THE PROBLEM
The records below must be written out exactly, with every picture left behind.

RECORD SET
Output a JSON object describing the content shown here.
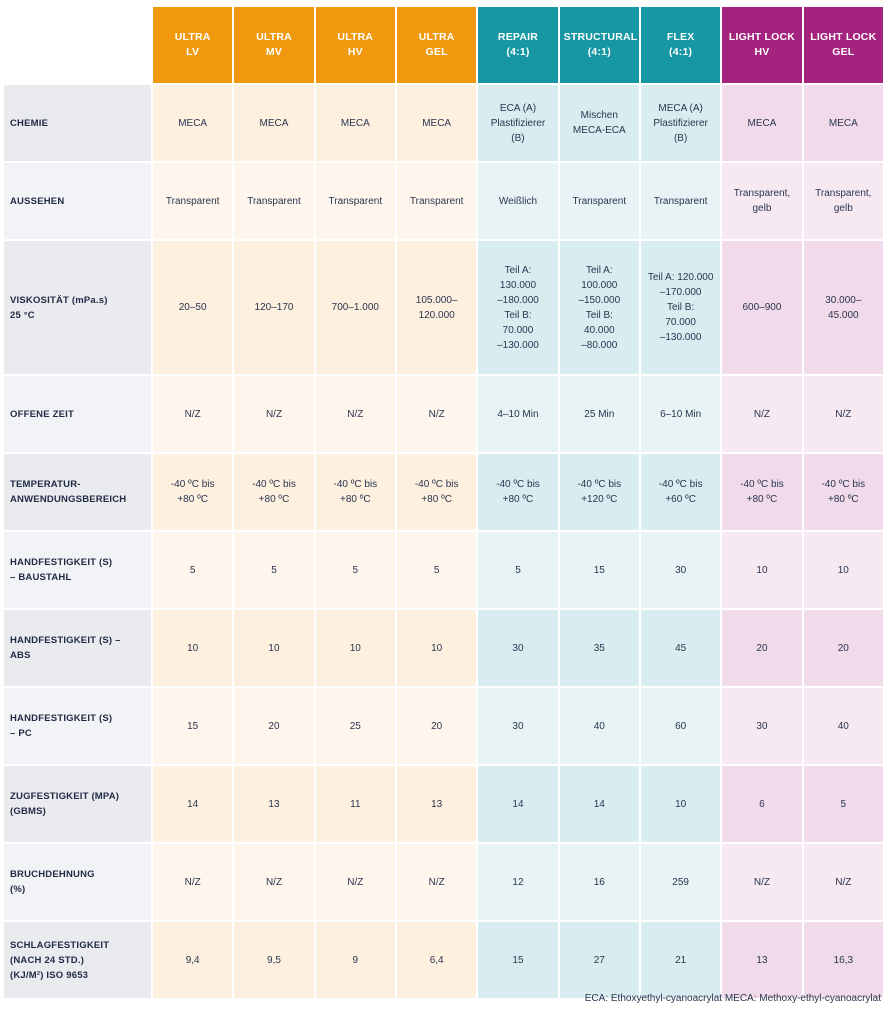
{
  "columns": [
    {
      "label": "ULTRA\nLV"
    },
    {
      "label": "ULTRA\nMV"
    },
    {
      "label": "ULTRA\nHV"
    },
    {
      "label": "ULTRA\nGEL"
    },
    {
      "label": "REPAIR\n(4:1)"
    },
    {
      "label": "STRUCTURAL\n(4:1)"
    },
    {
      "label": "FLEX\n(4:1)"
    },
    {
      "label": "LIGHT LOCK\nHV"
    },
    {
      "label": "LIGHT LOCK\nGEL"
    }
  ],
  "rows": [
    {
      "label": "CHEMIE",
      "cells": [
        "MECA",
        "MECA",
        "MECA",
        "MECA",
        "ECA (A)\nPlastifizierer\n(B)",
        "Mischen\nMECA-ECA",
        "MECA (A)\nPlastifizierer\n(B)",
        "MECA",
        "MECA"
      ]
    },
    {
      "label": "AUSSEHEN",
      "cells": [
        "Transparent",
        "Transparent",
        "Transparent",
        "Transparent",
        "Weißlich",
        "Transparent",
        "Transparent",
        "Transparent,\ngelb",
        "Transparent,\ngelb"
      ]
    },
    {
      "label": "VISKOSITÄT (mPa.s)\n25 °C",
      "cells": [
        "20–50",
        "120–170",
        "700–1.000",
        "105.000–\n120.000",
        "Teil A:\n130.000\n–180.000\nTeil B:\n70.000\n–130.000",
        "Teil A:\n100.000\n–150.000\nTeil B:\n40.000\n–80.000",
        "Teil A: 120.000\n–170.000\nTeil B:\n70.000\n–130.000",
        "600–900",
        "30.000–\n45.000"
      ]
    },
    {
      "label": "OFFENE ZEIT",
      "cells": [
        "N/Z",
        "N/Z",
        "N/Z",
        "N/Z",
        "4–10 Min",
        "25 Min",
        "6–10 Min",
        "N/Z",
        "N/Z"
      ]
    },
    {
      "label": "TEMPERATUR-\nANWENDUNGSBEREICH",
      "cells": [
        "-40 ºC bis\n+80 ºC",
        "-40 ºC bis\n+80 ºC",
        "-40 ºC bis\n+80 ºC",
        "-40 ºC bis\n+80 ºC",
        "-40 ºC bis\n+80 ºC",
        "-40 ºC bis\n+120 ºC",
        "-40 ºC bis\n+60 ºC",
        "-40 ºC bis\n+80 ºC",
        "-40 ºC bis\n+80 ºC"
      ]
    },
    {
      "label": "HANDFESTIGKEIT (S)\n– BAUSTAHL",
      "cells": [
        "5",
        "5",
        "5",
        "5",
        "5",
        "15",
        "30",
        "10",
        "10"
      ]
    },
    {
      "label": "HANDFESTIGKEIT (S) –\nABS",
      "cells": [
        "10",
        "10",
        "10",
        "10",
        "30",
        "35",
        "45",
        "20",
        "20"
      ]
    },
    {
      "label": "HANDFESTIGKEIT (S)\n– PC",
      "cells": [
        "15",
        "20",
        "25",
        "20",
        "30",
        "40",
        "60",
        "30",
        "40"
      ]
    },
    {
      "label": "ZUGFESTIGKEIT (MPA)\n(GBMS)",
      "cells": [
        "14",
        "13",
        "11",
        "13",
        "14",
        "14",
        "10",
        "6",
        "5"
      ]
    },
    {
      "label": "BRUCHDEHNUNG\n(%)",
      "cells": [
        "N/Z",
        "N/Z",
        "N/Z",
        "N/Z",
        "12",
        "16",
        "259",
        "N/Z",
        "N/Z"
      ]
    },
    {
      "label": "SCHLAGFESTIGKEIT\n(NACH 24 STD.)\n(KJ/M²) ISO 9653",
      "cells": [
        "9,4",
        "9,5",
        "9",
        "6,4",
        "15",
        "27",
        "21",
        "13",
        "16,3"
      ]
    }
  ],
  "footnote": "ECA: Ethoxyethyl-cyanoacrylat   MECA: Methoxy-ethyl-cyanoacrylat",
  "colors": {
    "orange": "#f0980e",
    "teal": "#1697a3",
    "purple": "#a4237f"
  }
}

EXPECTED OUTPUT
Output a JSON object describing the content shown here.
{
  "columns": [
    {
      "label": "ULTRA\nLV"
    },
    {
      "label": "ULTRA\nMV"
    },
    {
      "label": "ULTRA\nHV"
    },
    {
      "label": "ULTRA\nGEL"
    },
    {
      "label": "REPAIR\n(4:1)"
    },
    {
      "label": "STRUCTURAL\n(4:1)"
    },
    {
      "label": "FLEX\n(4:1)"
    },
    {
      "label": "LIGHT LOCK\nHV"
    },
    {
      "label": "LIGHT LOCK\nGEL"
    }
  ],
  "rows": [
    {
      "label": "CHEMIE",
      "cells": [
        "MECA",
        "MECA",
        "MECA",
        "MECA",
        "ECA (A)\nPlastifizierer\n(B)",
        "Mischen\nMECA-ECA",
        "MECA (A)\nPlastifizierer\n(B)",
        "MECA",
        "MECA"
      ]
    },
    {
      "label": "AUSSEHEN",
      "cells": [
        "Transparent",
        "Transparent",
        "Transparent",
        "Transparent",
        "Weißlich",
        "Transparent",
        "Transparent",
        "Transparent,\ngelb",
        "Transparent,\ngelb"
      ]
    },
    {
      "label": "VISKOSITÄT (mPa.s)\n25 °C",
      "cells": [
        "20–50",
        "120–170",
        "700–1.000",
        "105.000–\n120.000",
        "Teil A:\n130.000\n–180.000\nTeil B:\n70.000\n–130.000",
        "Teil A:\n100.000\n–150.000\nTeil B:\n40.000\n–80.000",
        "Teil A: 120.000\n–170.000\nTeil B:\n70.000\n–130.000",
        "600–900",
        "30.000–\n45.000"
      ]
    },
    {
      "label": "OFFENE ZEIT",
      "cells": [
        "N/Z",
        "N/Z",
        "N/Z",
        "N/Z",
        "4–10 Min",
        "25 Min",
        "6–10 Min",
        "N/Z",
        "N/Z"
      ]
    },
    {
      "label": "TEMPERATUR-\nANWENDUNGSBEREICH",
      "cells": [
        "-40 ºC bis\n+80 ºC",
        "-40 ºC bis\n+80 ºC",
        "-40 ºC bis\n+80 ºC",
        "-40 ºC bis\n+80 ºC",
        "-40 ºC bis\n+80 ºC",
        "-40 ºC bis\n+120 ºC",
        "-40 ºC bis\n+60 ºC",
        "-40 ºC bis\n+80 ºC",
        "-40 ºC bis\n+80 ºC"
      ]
    },
    {
      "label": "HANDFESTIGKEIT (S)\n– BAUSTAHL",
      "cells": [
        "5",
        "5",
        "5",
        "5",
        "5",
        "15",
        "30",
        "10",
        "10"
      ]
    },
    {
      "label": "HANDFESTIGKEIT (S) –\nABS",
      "cells": [
        "10",
        "10",
        "10",
        "10",
        "30",
        "35",
        "45",
        "20",
        "20"
      ]
    },
    {
      "label": "HANDFESTIGKEIT (S)\n– PC",
      "cells": [
        "15",
        "20",
        "25",
        "20",
        "30",
        "40",
        "60",
        "30",
        "40"
      ]
    },
    {
      "label": "ZUGFESTIGKEIT (MPA)\n(GBMS)",
      "cells": [
        "14",
        "13",
        "11",
        "13",
        "14",
        "14",
        "10",
        "6",
        "5"
      ]
    },
    {
      "label": "BRUCHDEHNUNG\n(%)",
      "cells": [
        "N/Z",
        "N/Z",
        "N/Z",
        "N/Z",
        "12",
        "16",
        "259",
        "N/Z",
        "N/Z"
      ]
    },
    {
      "label": "SCHLAGFESTIGKEIT\n(NACH 24 STD.)\n(KJ/M²) ISO 9653",
      "cells": [
        "9,4",
        "9,5",
        "9",
        "6,4",
        "15",
        "27",
        "21",
        "13",
        "16,3"
      ]
    }
  ],
  "footnote": "ECA: Ethoxyethyl-cyanoacrylat   MECA: Methoxy-ethyl-cyanoacrylat",
  "colors": {
    "orange": "#f0980e",
    "teal": "#1697a3",
    "purple": "#a4237f"
  }
}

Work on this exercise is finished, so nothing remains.